▶ [MATERIAL FOR THE TASK]
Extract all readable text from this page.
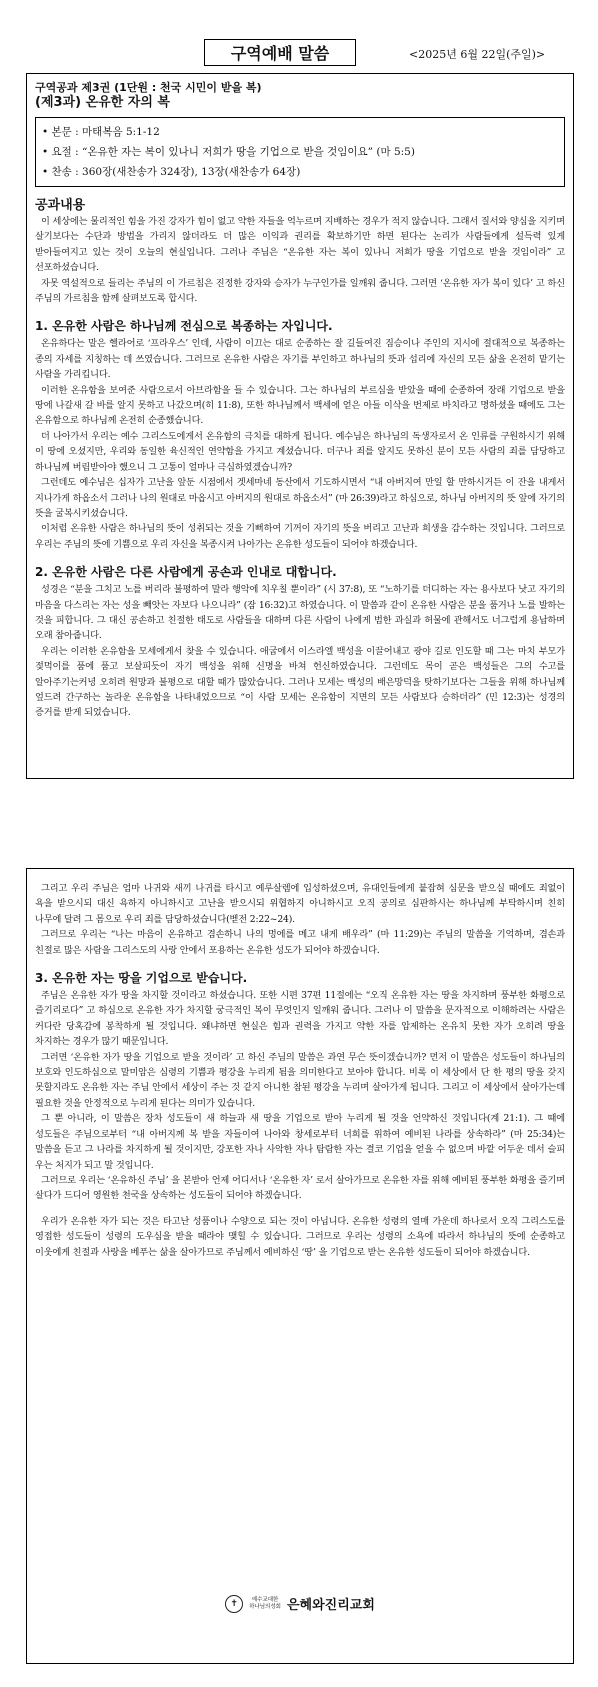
구역예배 말씀	<2025년 6월 22일(주일)>
구역공과 제3권 (1단원 : 천국 시민이 받을 복)
(제3과) 온유한 자의 복
• 본문 : 마태복음 5:1-12
• 요절 : “온유한 자는 복이 있나니 저희가 땅을 기업으로 받을 것임이요” (마 5:5)
• 찬송 : 360장(새찬송가 324장), 13장(새찬송가 64장)
공과내용

이 세상에는 물리적인 힘을 가진 강자가 힘이 없고 약한 자들을 억누르며 지배하는 경우가 적지 않습니다. 그래서 질서와 양심을 지키며 살기보다는 수단과 방법을 가리지 않더라도 더 많은 이익과 권리를 확보하기만 하면 된다는 논리가 사람들에게 설득력 있게 받아들여지고 있는 것이 오늘의 현실입니다. 그러나 주님은 “온유한 자는 복이 있나니 저희가 땅을 기업으로 받을 것임이라” 고 선포하셨습니다.

자못 역설적으로 들리는 주님의 이 가르침은 진정한 강자와 승자가 누구인가를 일깨워 줍니다. 그러면 ‘온유한 자가 복이 있다’ 고 하신 주님의 가르침을 함께 살펴보도록 합시다.

1. 온유한 사람은 하나님께 전심으로 복종하는 자입니다.

온유하다는 말은 헬라어로 ‘프라우스’ 인데, 사람이 이끄는 대로 순종하는 잘 길들여진 짐승이나 주인의 지시에 절대적으로 복종하는 종의 자세를 지칭하는 데 쓰였습니다. 그러므로 온유한 사람은 자기를 부인하고 하나님의 뜻과 섭리에 자신의 모든 삶을 온전히 맡기는 사람을 가리킵니다.

이러한 온유함을 보여준 사람으로서 아브라함을 들 수 있습니다. 그는 하나님의 부르심을 받았을 때에 순종하여 장래 기업으로 받을 땅에 나갈새 갈 바를 알지 못하고 나갔으며(히 11:8), 또한 하나님께서 백세에 얻은 아들 이삭을 번제로 바치라고 명하셨을 때에도 그는 온유함으로 하나님께 온전히 순종했습니다.

더 나아가서 우리는 예수 그리스도에게서 온유함의 극치를 대하게 됩니다. 예수님은 하나님의 독생자로서 온 인류를 구원하시기 위해 이 땅에 오셨지만, 우리와 동일한 육신적인 연약함을 가지고 계셨습니다. 더구나 죄를 알지도 못하신 분이 모든 사람의 죄를 담당하고 하나님께 버림받아야 했으니 그 고통이 얼마나 극심하였겠습니까?

그런데도 예수님은 십자가 고난을 앞둔 시점에서 겟세마네 동산에서 기도하시면서 “내 아버지여 만일 할 만하시거든 이 잔을 내게서 지나가게 하옵소서 그러나 나의 원대로 마옵시고 아버지의 원대로 하옵소서” (마 26:39)라고 하심으로, 하나님 아버지의 뜻 앞에 자기의 뜻을 굴복시키셨습니다.

이처럼 온유한 사람은 하나님의 뜻이 성취되는 것을 기뻐하여 기꺼이 자기의 뜻을 버리고 고난과 희생을 감수하는 것입니다. 그러므로 우리는 주님의 뜻에 기쁨으로 우리 자신을 복종시켜 나아가는 온유한 성도들이 되어야 하겠습니다.

2. 온유한 사람은 다른 사람에게 공손과 인내로 대합니다.

성경은 “분을 그치고 노를 버리라 불평하여 말라 행악에 치우칠 뿐이라” (시 37:8), 또 “노하기를 더디하는 자는 용사보다 낫고 자기의 마음을 다스리는 자는 성을 빼앗는 자보다 나으니라” (잠 16:32)고 하였습니다. 이 말씀과 같이 온유한 사람은 분을 품거나 노를 발하는 것을 피합니다. 그 대신 공손하고 친절한 태도로 사람들을 대하며 다른 사람이 나에게 범한 과실과 허물에 관해서도 너그럽게 용납하며 오래 참아줍니다.

우리는 이러한 온유함을 모세에게서 찾을 수 있습니다. 애굽에서 이스라엘 백성을 이끌어내고 광야 길로 인도할 때 그는 마치 부모가 젖먹이를 품에 품고 보살피듯이 자기 백성을 위해 신명을 바쳐 헌신하였습니다. 그런데도 목이 곧은 백성들은 그의 수고를 알아주기는커녕 오히려 원망과 불평으로 대할 때가 많았습니다. 그러나 모세는 백성의 배은망덕을 탓하기보다는 그들을 위해 하나님께 엎드려 간구하는 놀라운 온유함을 나타내었으므로 “이 사람 모세는 온유함이 지면의 모든 사람보다 승하더라” (민 12:3)는 성경의 증거를 받게 되었습니다.

그리고 우리 주님은 엄마 나귀와 새끼 나귀를 타시고 예루살렘에 입성하셨으며, 유대인들에게 붙잡혀 심문을 받으실 때에도 죄없이 욕을 받으시되 대신 욕하지 아니하시고 고난을 받으시되 위협하지 아니하시고 오직 공의로 심판하시는 하나님께 부탁하시며 친히 나무에 달려 그 몸으로 우리 죄를 담당하셨습니다(벧전 2:22~24).

그러므로 우리는 “나는 마음이 온유하고 겸손하니 나의 멍에를 메고 내게 배우라” (마 11:29)는 주님의 말씀을 기억하며, 겸손과 친절로 많은 사람을 그리스도의 사랑 안에서 포용하는 온유한 성도가 되어야 하겠습니다.

3. 온유한 자는 땅을 기업으로 받습니다.

주님은 온유한 자가 땅을 차지할 것이라고 하셨습니다. 또한 시편 37편 11절에는 “오직 온유한 자는 땅을 차지하며 풍부한 화평으로 즐기리로다” 고 하심으로 온유한 자가 차지할 궁극적인 복이 무엇인지 일깨워 줍니다. 그러나 이 말씀을 문자적으로 이해하려는 사람은 커다란 당혹감에 봉착하게 될 것입니다. 왜냐하면 현실은 힘과 권력을 가지고 약한 자를 압제하는 온유치 못한 자가 오히려 땅을 차지하는 경우가 많기 때문입니다.

그러면 ‘온유한 자가 땅을 기업으로 받을 것이라’ 고 하신 주님의 말씀은 과연 무슨 뜻이겠습니까? 먼저 이 말씀은 성도들이 하나님의 보호와 인도하심으로 말미암은 심령의 기쁨과 평강을 누리게 됨을 의미한다고 보아야 합니다. 비록 이 세상에서 단 한 평의 땅을 갖지 못할지라도 온유한 자는 주님 안에서 세상이 주는 것 같지 아니한 참된 평강을 누리며 살아가게 됩니다. 그리고 이 세상에서 살아가는데 필요한 것을 안정적으로 누리게 된다는 의미가 있습니다.

그 뿐 아니라, 이 말씀은 장차 성도들이 새 하늘과 새 땅을 기업으로 받아 누리게 될 것을 언약하신 것입니다(계 21:1). 그 때에 성도들은 주님으로부터 “내 아버지께 복 받을 자들이여 나아와 창세로부터 너희를 위하여 예비된 나라를 상속하라” (마 25:34)는 말씀을 듣고 그 나라를 차지하게 될 것이지만, 강포한 자나 사악한 자나 탐람한 자는 결코 기업을 얻을 수 없으며 바깥 어두운 데서 슬피 우는 처지가 되고 말 것입니다.

그러므로 우리는 ‘온유하신 주님’ 을 본받아 언제 어디서나 ‘온유한 자’ 로서 살아가므로 온유한 자를 위해 예비된 풍부한 화평을 즐기며 살다가 드디어 영원한 천국을 상속하는 성도들이 되어야 하겠습니다.

우리가 온유한 자가 되는 것은 타고난 성품이나 수양으로 되는 것이 아닙니다. 온유한 성령의 열매 가운데 하나로서 오직 그리스도를 영접한 성도들이 성령의 도우심을 받을 때라야 맺힐 수 있습니다. 그러므로 우리는 성령의 소욕에 따라서 하나님의 뜻에 순종하고 이웃에게 친절과 사랑을 베푸는 삶을 살아가므로 주님께서 예비하신 ‘땅’ 을 기업으로 받는 온유한 성도들이 되어야 하겠습니다.

✝	예수교대한
하나님의성회 은혜와진리교회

▶ [THE PROBLEM] Collect the complete line wherever the string "복종하는" appears in the records.

▶ [SOLUTION FOR THIS PROBLEM]
1. 온유한 사람은 하나님께 전심으로 복종하는 자입니다.
온유하다는 말은 헬라어로 ‘프라우스’ 인데, 사람이 이끄는 대로 순종하는 잘 길들여진 짐승이나 주인의 지시에 절대적으로 복종하는 종의 자세를 지칭하는 데 쓰였습니다. 그러므로 온유한 사람은 자기를 부인하고 하나님의 뜻과 섭리에 자신의 모든 삶을 온전히 맡기는 사람을 가리킵니다.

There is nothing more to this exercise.